**Task statement:** Sort through the entries below and pull out lines containing the word "JSON".

**Listing:**

┄┄┄┄┄┄┄┄┄┄┄┄┄┄┄┄┄┄┄┄

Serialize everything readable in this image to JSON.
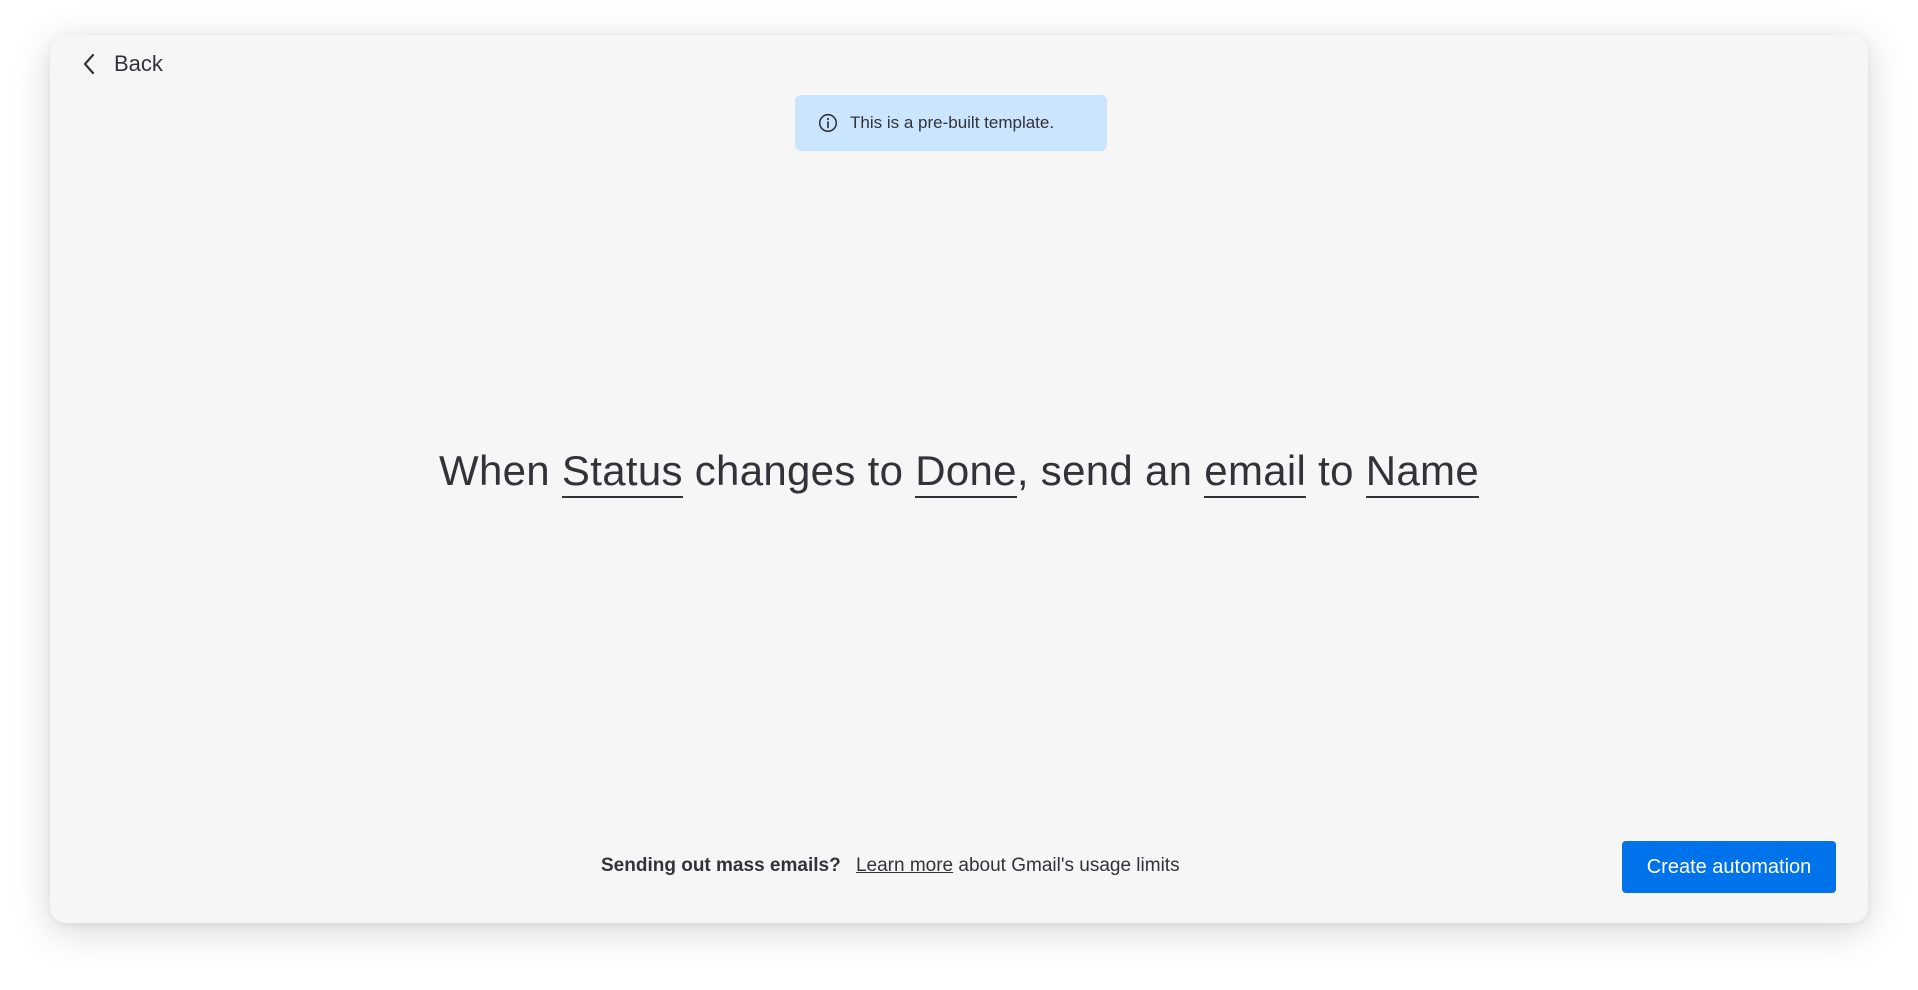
{
  "back": {
    "label": "Back",
    "icon": "chevron-left-icon"
  },
  "banner": {
    "text": "This is a pre-built template.",
    "icon": "info-icon",
    "background": "#cce5ff"
  },
  "sentence": {
    "parts": [
      {
        "text": "When ",
        "token": false
      },
      {
        "text": "Status",
        "token": true
      },
      {
        "text": " changes to ",
        "token": false
      },
      {
        "text": "Done",
        "token": true
      },
      {
        "text": ", send an ",
        "token": false
      },
      {
        "text": "email",
        "token": true
      },
      {
        "text": " to ",
        "token": false
      },
      {
        "text": "Name",
        "token": true
      }
    ]
  },
  "footer": {
    "bold_text": "Sending out mass emails?",
    "link_text": "Learn more",
    "trailing_text": "about Gmail's usage limits"
  },
  "actions": {
    "create_label": "Create automation",
    "accent_color": "#0073ea"
  }
}
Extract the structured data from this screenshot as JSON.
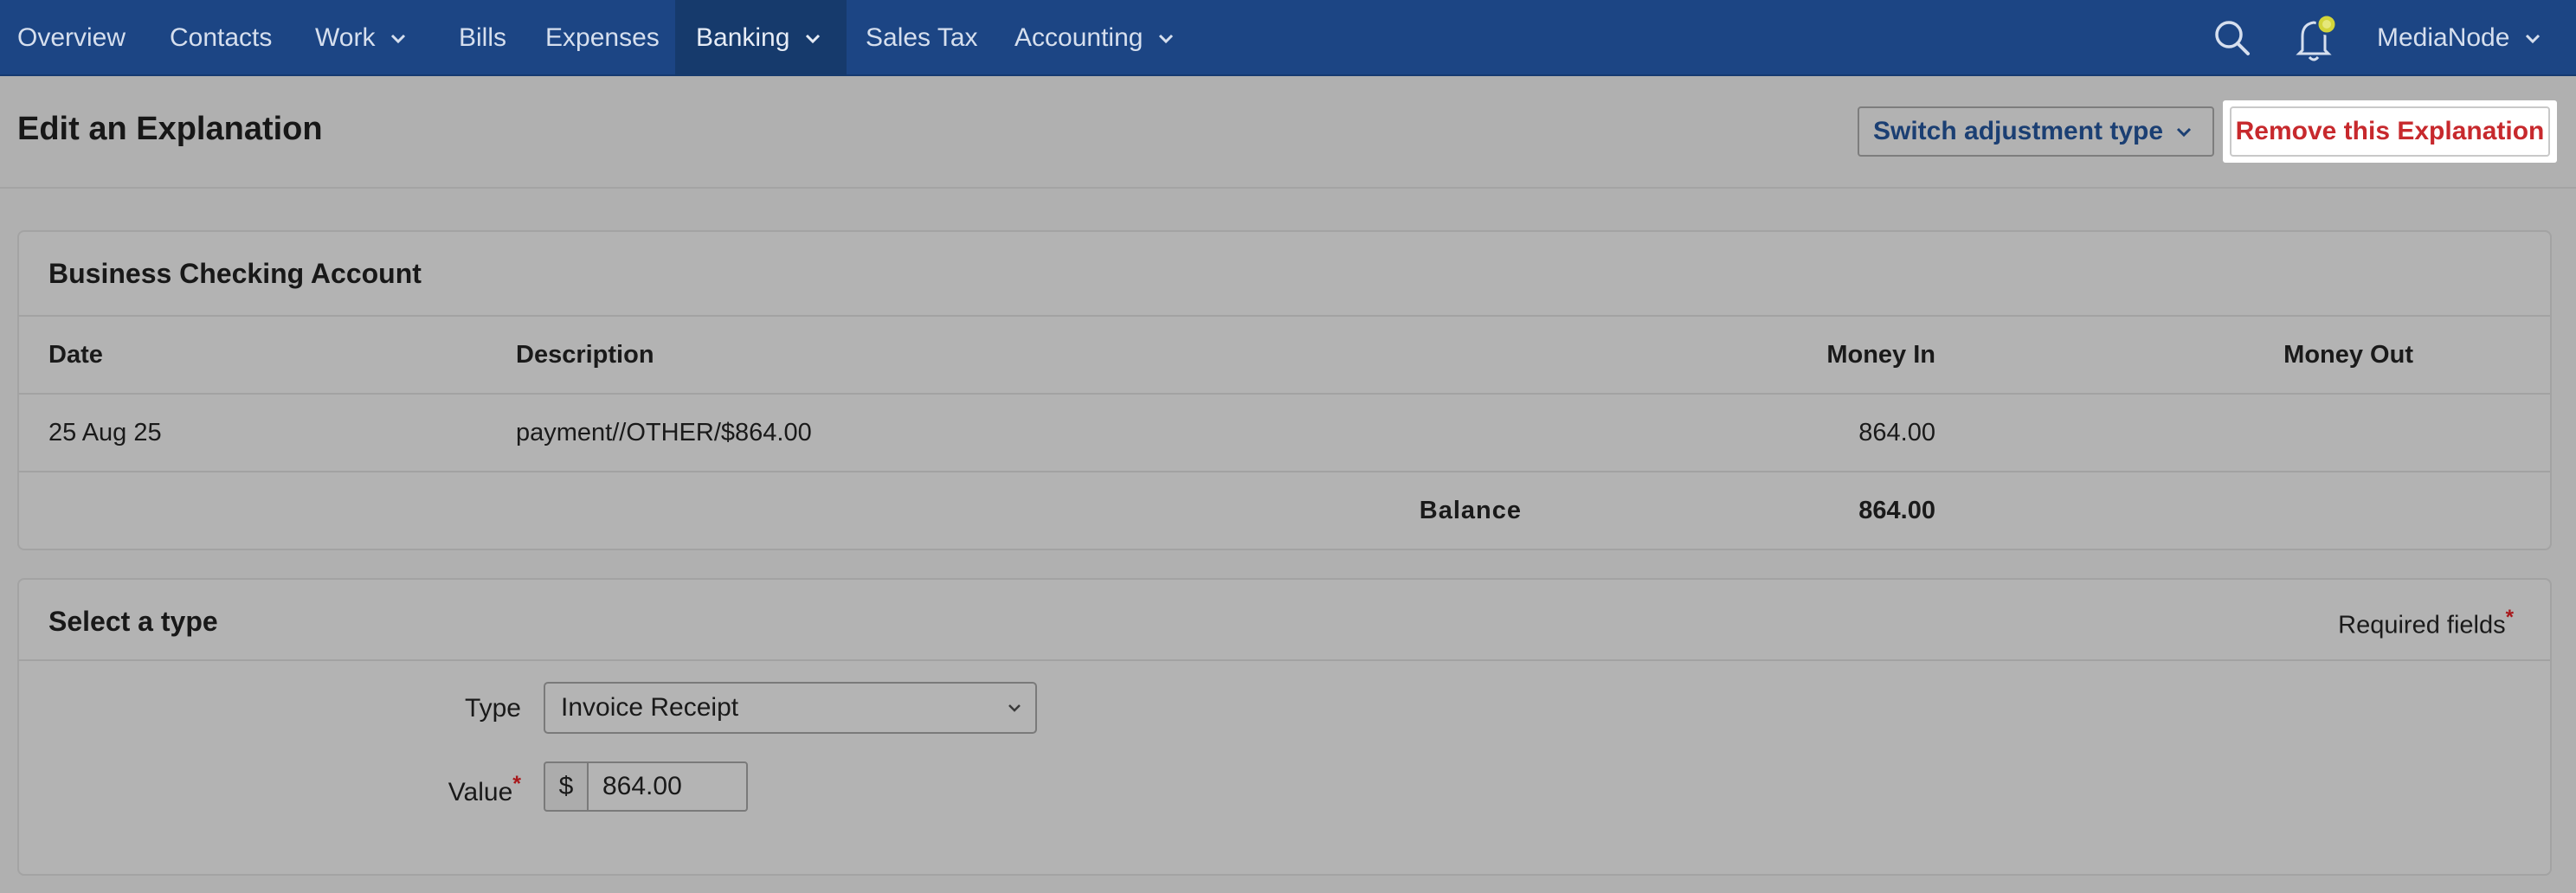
{
  "nav": {
    "items": [
      {
        "label": "Overview",
        "has_dropdown": false,
        "active": false
      },
      {
        "label": "Contacts",
        "has_dropdown": false,
        "active": false
      },
      {
        "label": "Work",
        "has_dropdown": true,
        "active": false
      },
      {
        "label": "Bills",
        "has_dropdown": false,
        "active": false
      },
      {
        "label": "Expenses",
        "has_dropdown": false,
        "active": false
      },
      {
        "label": "Banking",
        "has_dropdown": true,
        "active": true
      },
      {
        "label": "Sales Tax",
        "has_dropdown": false,
        "active": false
      },
      {
        "label": "Accounting",
        "has_dropdown": true,
        "active": false
      }
    ],
    "search_icon": "search-icon",
    "notifications_icon": "bell-icon",
    "user_label": "MediaNode"
  },
  "header": {
    "title": "Edit an Explanation",
    "switch_label": "Switch adjustment type",
    "remove_label": "Remove this Explanation"
  },
  "account": {
    "title": "Business Checking Account",
    "columns": {
      "date": "Date",
      "description": "Description",
      "money_in": "Money In",
      "money_out": "Money Out"
    },
    "rows": [
      {
        "date": "25 Aug 25",
        "description": "payment//OTHER/$864.00",
        "money_in": "864.00",
        "money_out": ""
      }
    ],
    "balance_label": "Balance",
    "balance_value": "864.00"
  },
  "type_section": {
    "title": "Select a type",
    "required_note": "Required fields",
    "required_star": "*",
    "type_label": "Type",
    "type_value": "Invoice Receipt",
    "value_label": "Value",
    "value_star": "*",
    "currency_symbol": "$",
    "value_amount": "864.00"
  },
  "colors": {
    "nav_bg": "#1c4584",
    "nav_active_bg": "#163a6c",
    "remove_text": "#c7292d",
    "switch_text": "#1b3f73",
    "required_star": "#a8181b"
  }
}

┄┄┄┄┄┄┄┄┄┄┄┄┄┄┄┄┄┄┄┄

**Task solution:**
Serialize everything readable in this image to JSON.
Extract the structured data from this screenshot as JSON.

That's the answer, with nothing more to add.